Find the lines holding the word "which" and collect them.

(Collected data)
** begin **

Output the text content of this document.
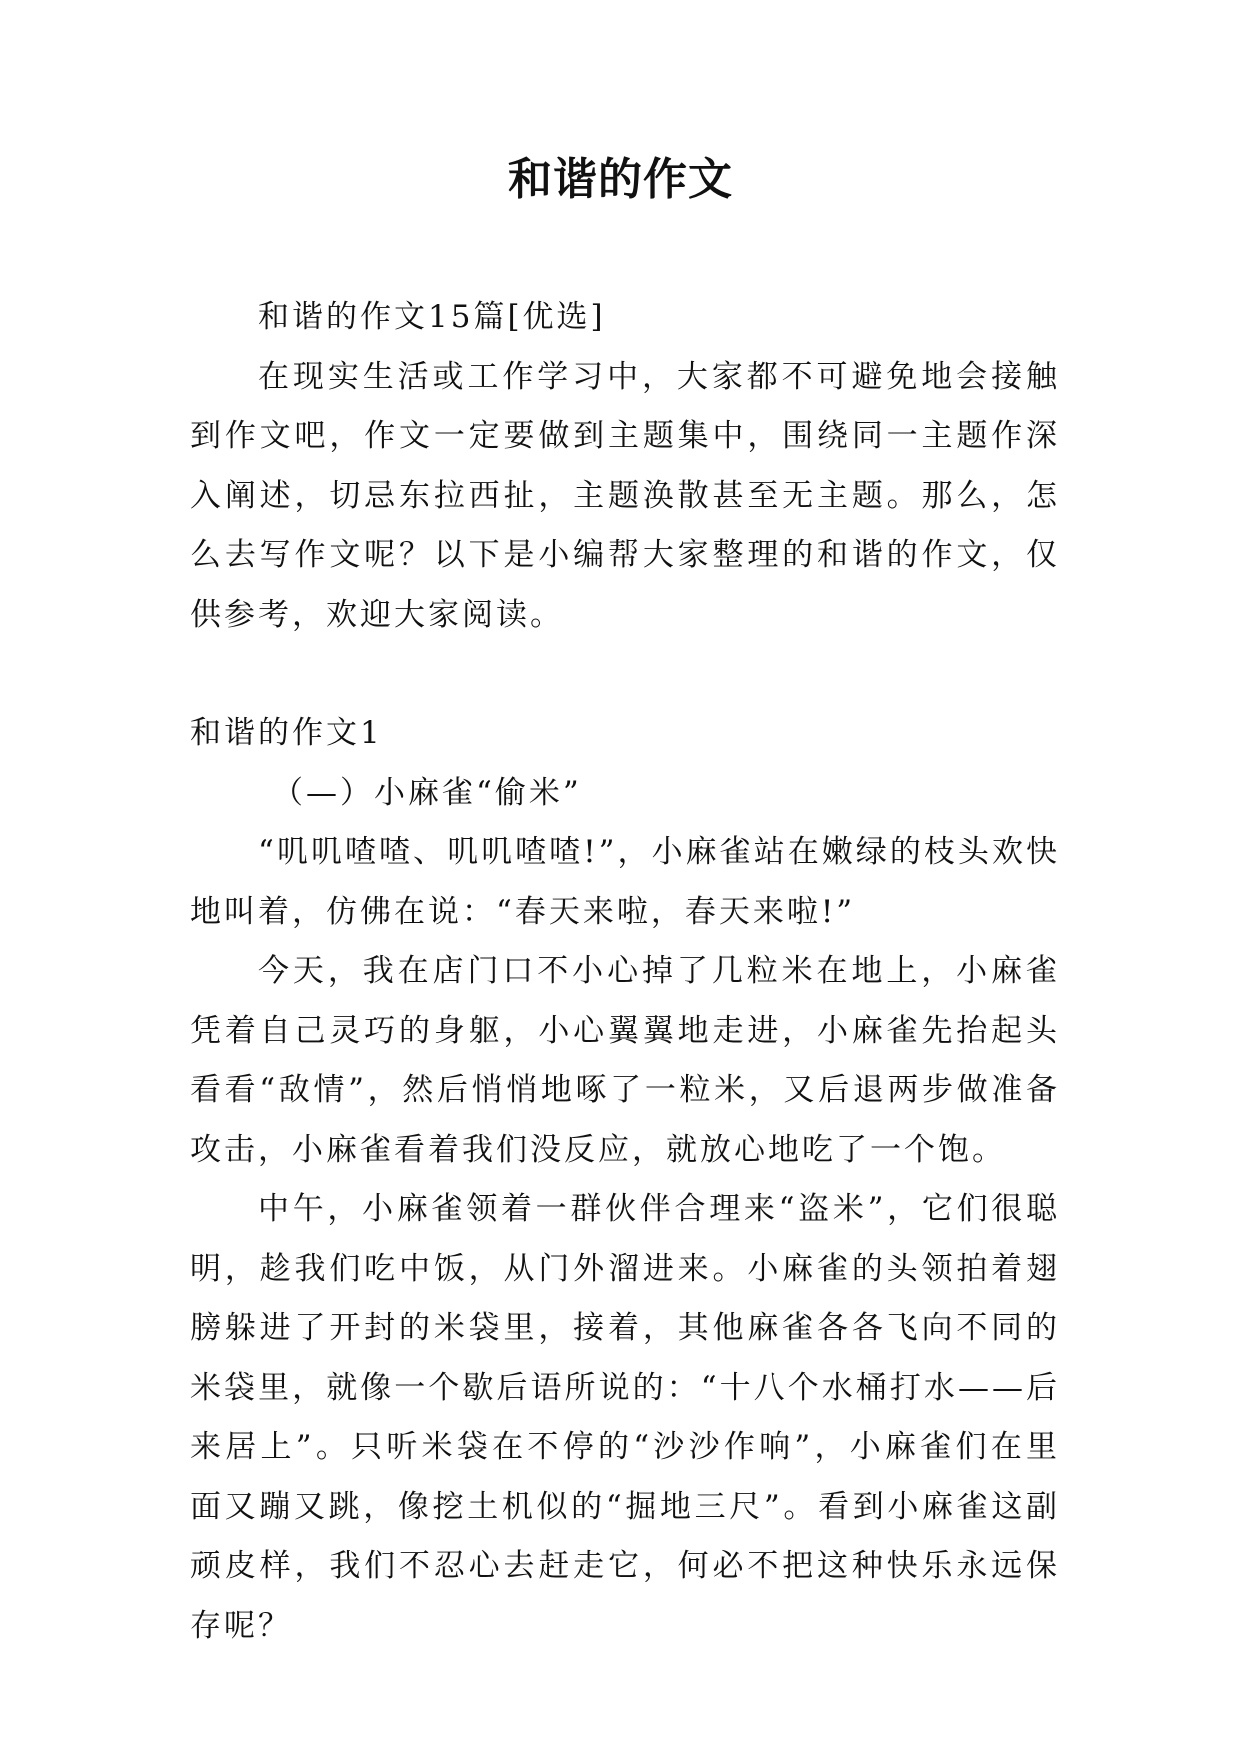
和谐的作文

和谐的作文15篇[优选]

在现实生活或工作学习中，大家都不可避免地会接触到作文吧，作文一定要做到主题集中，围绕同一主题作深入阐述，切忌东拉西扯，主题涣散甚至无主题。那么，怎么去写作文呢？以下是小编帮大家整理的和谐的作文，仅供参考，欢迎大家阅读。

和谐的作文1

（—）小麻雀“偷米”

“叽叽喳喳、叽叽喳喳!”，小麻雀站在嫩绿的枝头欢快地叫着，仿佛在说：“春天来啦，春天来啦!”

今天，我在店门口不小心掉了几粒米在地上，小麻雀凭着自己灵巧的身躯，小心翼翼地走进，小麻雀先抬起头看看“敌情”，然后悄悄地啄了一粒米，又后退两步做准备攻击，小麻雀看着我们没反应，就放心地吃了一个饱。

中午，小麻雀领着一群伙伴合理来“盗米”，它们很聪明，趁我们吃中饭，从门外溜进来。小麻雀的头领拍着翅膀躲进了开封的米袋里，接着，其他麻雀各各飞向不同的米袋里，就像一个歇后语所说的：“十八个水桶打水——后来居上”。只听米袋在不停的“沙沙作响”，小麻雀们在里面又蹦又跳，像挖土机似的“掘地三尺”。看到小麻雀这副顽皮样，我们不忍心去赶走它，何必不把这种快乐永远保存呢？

** end **
** begin **

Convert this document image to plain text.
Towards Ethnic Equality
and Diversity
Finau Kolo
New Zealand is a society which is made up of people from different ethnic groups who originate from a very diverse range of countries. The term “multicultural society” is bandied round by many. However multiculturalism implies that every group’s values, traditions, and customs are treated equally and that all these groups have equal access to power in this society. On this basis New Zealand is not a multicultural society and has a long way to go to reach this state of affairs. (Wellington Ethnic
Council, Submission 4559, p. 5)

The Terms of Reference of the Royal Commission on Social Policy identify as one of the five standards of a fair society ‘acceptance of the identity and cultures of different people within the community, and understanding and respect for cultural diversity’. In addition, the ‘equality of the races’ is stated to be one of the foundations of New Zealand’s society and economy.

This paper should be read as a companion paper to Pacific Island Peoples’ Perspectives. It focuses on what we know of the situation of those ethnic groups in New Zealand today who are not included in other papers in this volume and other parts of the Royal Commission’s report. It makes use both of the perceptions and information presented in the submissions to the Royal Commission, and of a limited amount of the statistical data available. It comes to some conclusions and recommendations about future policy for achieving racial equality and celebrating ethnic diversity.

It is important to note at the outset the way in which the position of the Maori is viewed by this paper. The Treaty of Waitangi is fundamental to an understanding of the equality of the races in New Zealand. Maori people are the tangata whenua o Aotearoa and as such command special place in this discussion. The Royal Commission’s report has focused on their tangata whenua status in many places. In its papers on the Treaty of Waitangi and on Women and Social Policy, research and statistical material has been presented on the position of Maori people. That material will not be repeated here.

** end **

● **Result for this task**
New Zealand is a society which is made up of people from different ethnic groups who originate from a very diverse range of countries. The term “multicultural society” is bandied round by many. However multiculturalism implies that every group’s values, traditions, and customs are treated equally and that all these groups have equal access to power in this society. On this basis New Zealand is not a multicultural society and has a long way to go to reach this state of affairs. (Wellington Ethnic
It is important to note at the outset the way in which the position of the Maori is viewed by this paper. The Treaty of Waitangi is fundamental to an understanding of the equality of the races in New Zealand. Maori people are the tangata whenua o Aotearoa and as such command special place in this discussion. The Royal Commission’s report has focused on their tangata whenua status in many places. In its papers on the Treaty of Waitangi and on Women and Social Policy, research and statistical material has been presented on the position of Maori people. That material will not be repeated here.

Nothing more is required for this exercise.